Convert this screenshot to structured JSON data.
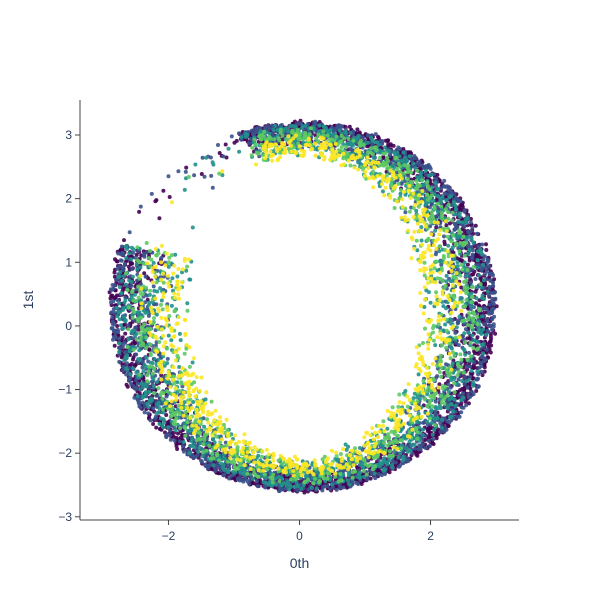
{
  "chart_data": {
    "type": "scatter",
    "title": "",
    "xlabel": "0th",
    "ylabel": "1st",
    "xlim": [
      -3.35,
      3.35
    ],
    "ylim": [
      -3.05,
      3.55
    ],
    "xticks": [
      -2,
      0,
      2
    ],
    "xtick_labels": [
      "−2",
      "0",
      "2"
    ],
    "yticks": [
      -3,
      -2,
      -1,
      0,
      1,
      2,
      3
    ],
    "ytick_labels": [
      "−3",
      "−2",
      "−1",
      "0",
      "1",
      "2",
      "3"
    ],
    "grid": false,
    "legend": "none",
    "colorscale": [
      "#440154",
      "#3b528b",
      "#21918c",
      "#5ec962",
      "#fde725"
    ],
    "point_count": 6500,
    "distribution": {
      "shape": "ring",
      "center": [
        0.05,
        0.3
      ],
      "outer_radius_x": 2.95,
      "outer_radius_y": 2.9,
      "inner_radius_x": 1.75,
      "inner_radius_y": 2.35,
      "gap_angle_deg_range": [
        110,
        160
      ],
      "note_color": "outer edge darker (low value), inner side brighter (high value)"
    }
  }
}
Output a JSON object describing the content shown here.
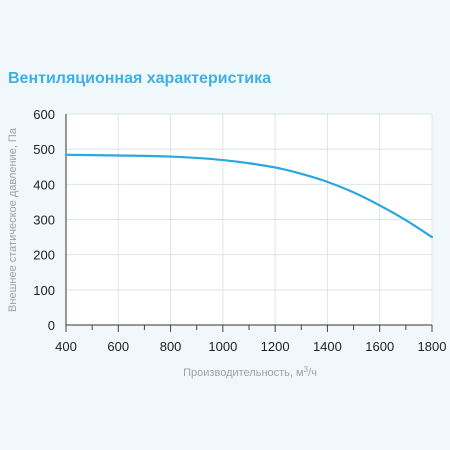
{
  "title": "Вентиляционная характеристика",
  "chart_data": {
    "type": "line",
    "title": "Вентиляционная характеристика",
    "xlabel": "Производительность, м³/ч",
    "xlabel_parts": {
      "base": "Производительность, м",
      "sup": "3",
      "suffix": "/ч"
    },
    "ylabel": "Внешнее статическое давление, Па",
    "xlim": [
      400,
      1800
    ],
    "ylim": [
      0,
      600
    ],
    "x_ticks": [
      400,
      600,
      800,
      1000,
      1200,
      1400,
      1600,
      1800
    ],
    "y_ticks": [
      0,
      100,
      200,
      300,
      400,
      500,
      600
    ],
    "grid": true,
    "legend": "none",
    "series": [
      {
        "color": "#29a8e0",
        "x": [
          400,
          500,
          600,
          700,
          800,
          900,
          1000,
          1100,
          1200,
          1300,
          1400,
          1500,
          1600,
          1700,
          1800
        ],
        "y": [
          484,
          483,
          482,
          481,
          479,
          475,
          469,
          460,
          448,
          430,
          407,
          377,
          340,
          298,
          250
        ]
      }
    ]
  }
}
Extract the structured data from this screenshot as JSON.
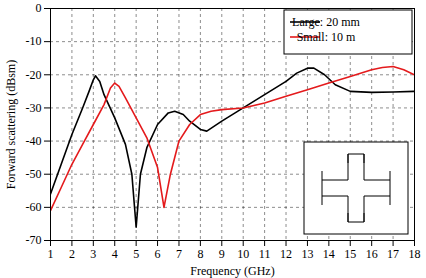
{
  "chart_data": {
    "type": "line",
    "x_label": "Frequency (GHz)",
    "y_label": "Forward scattering (dBsm)",
    "xlim": [
      1,
      18
    ],
    "xticks": [
      1,
      2,
      3,
      4,
      5,
      6,
      7,
      8,
      9,
      10,
      11,
      12,
      13,
      14,
      15,
      16,
      17,
      18
    ],
    "ylim": [
      -70,
      0
    ],
    "yticks": [
      -70,
      -60,
      -50,
      -40,
      -30,
      -20,
      -10,
      0
    ],
    "grid": true,
    "legend": "upper right",
    "series": [
      {
        "name": "Large: 20 mm",
        "color": "#000000",
        "x": [
          1,
          1.5,
          2,
          2.5,
          2.8,
          3.0,
          3.1,
          3.3,
          3.5,
          4,
          4.5,
          4.8,
          5.0,
          5.2,
          5.5,
          6,
          6.5,
          6.8,
          7.2,
          7.5,
          8,
          8.3,
          9,
          10,
          11,
          12,
          12.5,
          13,
          13.3,
          13.8,
          14.3,
          15,
          16,
          17,
          18
        ],
        "values": [
          -56,
          -47,
          -38,
          -30,
          -25,
          -21.5,
          -20.3,
          -22,
          -26,
          -33,
          -41,
          -50,
          -66,
          -50,
          -42,
          -35,
          -31.5,
          -31,
          -32,
          -34,
          -36.5,
          -37,
          -34,
          -30,
          -26,
          -22,
          -19.5,
          -18,
          -18,
          -20,
          -23,
          -25,
          -25.3,
          -25.2,
          -25
        ]
      },
      {
        "name": "Small: 10 m",
        "color": "#e41a1c",
        "x": [
          1,
          1.5,
          2,
          2.5,
          3,
          3.5,
          3.8,
          4.0,
          4.2,
          4.5,
          5,
          5.5,
          6,
          6.3,
          6.6,
          7,
          7.5,
          8,
          8.5,
          9,
          10,
          11,
          12,
          13,
          14,
          15,
          16,
          16.5,
          17,
          17.5,
          18
        ],
        "values": [
          -61,
          -54,
          -47,
          -41,
          -35,
          -29,
          -24,
          -22.5,
          -23.5,
          -27,
          -33,
          -39,
          -48,
          -60,
          -50,
          -40,
          -35,
          -32,
          -31,
          -30.5,
          -30,
          -28.5,
          -26.5,
          -24.5,
          -22.5,
          -20.5,
          -18.5,
          -17.8,
          -17.5,
          -18.5,
          -20
        ]
      }
    ]
  }
}
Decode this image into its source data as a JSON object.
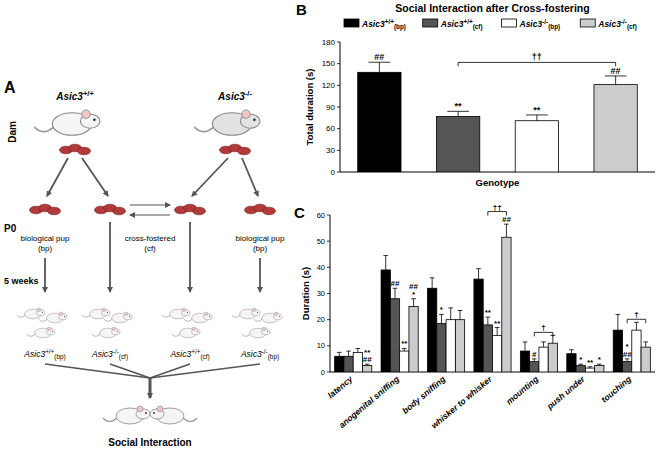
{
  "chart_data": [
    {
      "type": "bar",
      "title": "Social Interaction after Cross-fostering",
      "x_label": "Genotype",
      "y_label": "Total duration (s)",
      "categories": [
        "Asic3+/+(bp)",
        "Asic3+/+(cf)",
        "Asic3-/-(bp)",
        "Asic3-/-(cf)"
      ],
      "values": [
        138,
        77,
        71,
        121
      ],
      "errors": [
        14,
        7,
        8,
        12
      ],
      "colors": [
        "#000000",
        "#555555",
        "#ffffff",
        "#cccccc"
      ],
      "annotations": [
        "##",
        "**",
        "**",
        "##"
      ],
      "brackets": [
        {
          "text": "††",
          "categories": [
            "Asic3+/+(cf)",
            "Asic3-/-(cf)"
          ]
        }
      ],
      "ylim": [
        0,
        180
      ],
      "yticks": [
        0,
        30,
        60,
        90,
        120,
        150,
        180
      ],
      "legend": "top",
      "tick_labels": "y",
      "grid": false
    },
    {
      "type": "bar",
      "y_label": "Duration (s)",
      "categories": [
        "latency",
        "anogenital sniffing",
        "body sniffing",
        "whisker to whisker",
        "mounting",
        "push under",
        "touching"
      ],
      "series": [
        {
          "color": "#000000",
          "values": [
            6,
            39,
            32,
            35.5,
            8,
            7,
            16
          ],
          "errors": [
            1.5,
            5.5,
            4,
            4,
            3.5,
            1.5,
            6
          ],
          "annotations": [
            null,
            null,
            null,
            null,
            null,
            null,
            null
          ]
        },
        {
          "color": "#555555",
          "values": [
            6,
            28,
            18.5,
            18,
            4,
            2.5,
            4
          ],
          "errors": [
            2,
            4,
            3.5,
            3,
            1,
            0.5,
            1
          ],
          "annotations": [
            null,
            "##",
            "*",
            "**",
            "#",
            "*",
            [
              "*",
              "##"
            ]
          ]
        },
        {
          "color": "#ffffff",
          "values": [
            7.5,
            8,
            20,
            14,
            9.5,
            1.5,
            16
          ],
          "errors": [
            1.5,
            1,
            4.5,
            3,
            2,
            0.5,
            3
          ],
          "annotations": [
            null,
            "**",
            null,
            "**",
            null,
            "**",
            null
          ]
        },
        {
          "color": "#cccccc",
          "values": [
            2.5,
            25,
            20,
            51.5,
            11,
            2.5,
            9.5
          ],
          "errors": [
            0.5,
            3,
            3.5,
            5,
            3,
            0.5,
            2
          ],
          "annotations": [
            [
              "**",
              "##"
            ],
            [
              "##",
              "*"
            ],
            null,
            "##",
            null,
            "*",
            null
          ]
        }
      ],
      "brackets": [
        {
          "text": "††",
          "category": "whisker to whisker",
          "series": [
            1,
            3
          ]
        },
        {
          "text": "†",
          "category": "mounting",
          "series": [
            1,
            3
          ]
        },
        {
          "text": "†",
          "category": "touching",
          "series": [
            1,
            3
          ]
        }
      ],
      "ylim": [
        0,
        60
      ],
      "yticks": [
        0,
        10,
        20,
        30,
        40,
        50,
        60
      ],
      "grid": false
    }
  ],
  "diagram": {
    "panels": [
      "A",
      "B",
      "C"
    ],
    "row_labels": [
      "Dam",
      "P0",
      "5 weeks"
    ],
    "dams": [
      "Asic3+/+",
      "Asic3-/-"
    ],
    "pup_labels": [
      [
        "biological pup",
        "(bp)"
      ],
      [
        "cross-fostered",
        "(cf)"
      ],
      [
        "biological pup",
        "(bp)"
      ]
    ],
    "groups": [
      "Asic3+/+(bp)",
      "Asic3-/-(cf)",
      "Asic3+/+(cf)",
      "Asic3-/-(bp)"
    ],
    "outcome": "Social Interaction"
  }
}
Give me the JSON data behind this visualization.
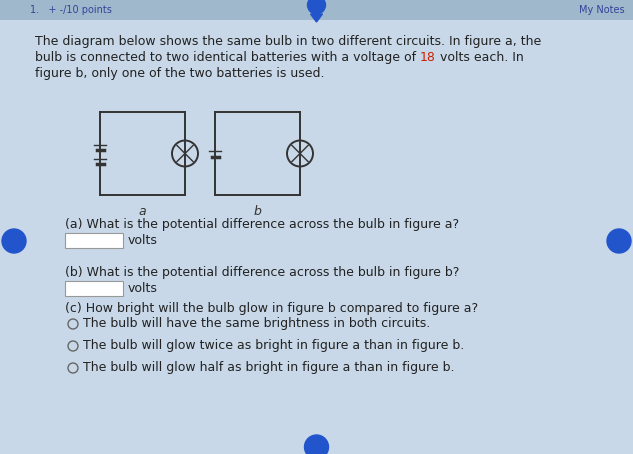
{
  "bg_color": "#c8d8e8",
  "header_bg": "#a0b8cc",
  "header_text": "1.   + -/10 points",
  "header_right": "My Notes",
  "title_line1": "The diagram below shows the same bulb in two different circuits. In figure a, the",
  "title_line2": "bulb is connected to two identical batteries with a voltage of ",
  "voltage": "18",
  "title_line2b": " volts each. In",
  "title_line3": "figure b, only one of the two batteries is used.",
  "voltage_color": "#cc2200",
  "text_color": "#222222",
  "q_a": "(a) What is the potential difference across the bulb in figure a?",
  "q_b": "(b) What is the potential difference across the bulb in figure b?",
  "q_c": "(c) How bright will the bulb glow in figure b compared to figure a?",
  "opt1": "The bulb will have the same brightness in both circuits.",
  "opt2": "The bulb will glow twice as bright in figure a than in figure b.",
  "opt3": "The bulb will glow half as bright in figure a than in figure b.",
  "label_a": "a",
  "label_b": "b",
  "dot_color": "#2255cc",
  "line_color": "#333333",
  "header_text_color": "#334499",
  "radio_color": "#666666"
}
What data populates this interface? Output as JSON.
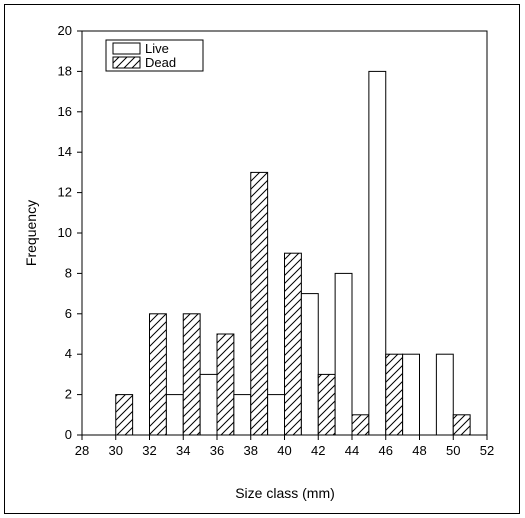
{
  "chart_data": {
    "type": "bar",
    "xlabel": "Size class (mm)",
    "ylabel": "Frequency",
    "xlim": [
      28,
      52
    ],
    "ylim": [
      0,
      20
    ],
    "xticks": [
      28,
      30,
      32,
      34,
      36,
      38,
      40,
      42,
      44,
      46,
      48,
      50,
      52
    ],
    "yticks": [
      0,
      2,
      4,
      6,
      8,
      10,
      12,
      14,
      16,
      18,
      20
    ],
    "grid": false,
    "legend": "top-left",
    "categories": [
      30,
      32,
      34,
      36,
      38,
      40,
      42,
      44,
      46,
      48,
      50
    ],
    "series": [
      {
        "name": "Live",
        "fill": "#ffffff",
        "pattern": "none",
        "values": [
          0,
          0,
          2,
          3,
          2,
          2,
          7,
          8,
          18,
          4,
          4
        ]
      },
      {
        "name": "Dead",
        "fill": "#ffffff",
        "pattern": "hatch",
        "values": [
          2,
          6,
          6,
          5,
          13,
          9,
          3,
          1,
          4,
          0,
          1
        ]
      }
    ]
  }
}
+--
Give only the count of lines in this material that contain the string "JSON".

◆ **Result of the task**:
6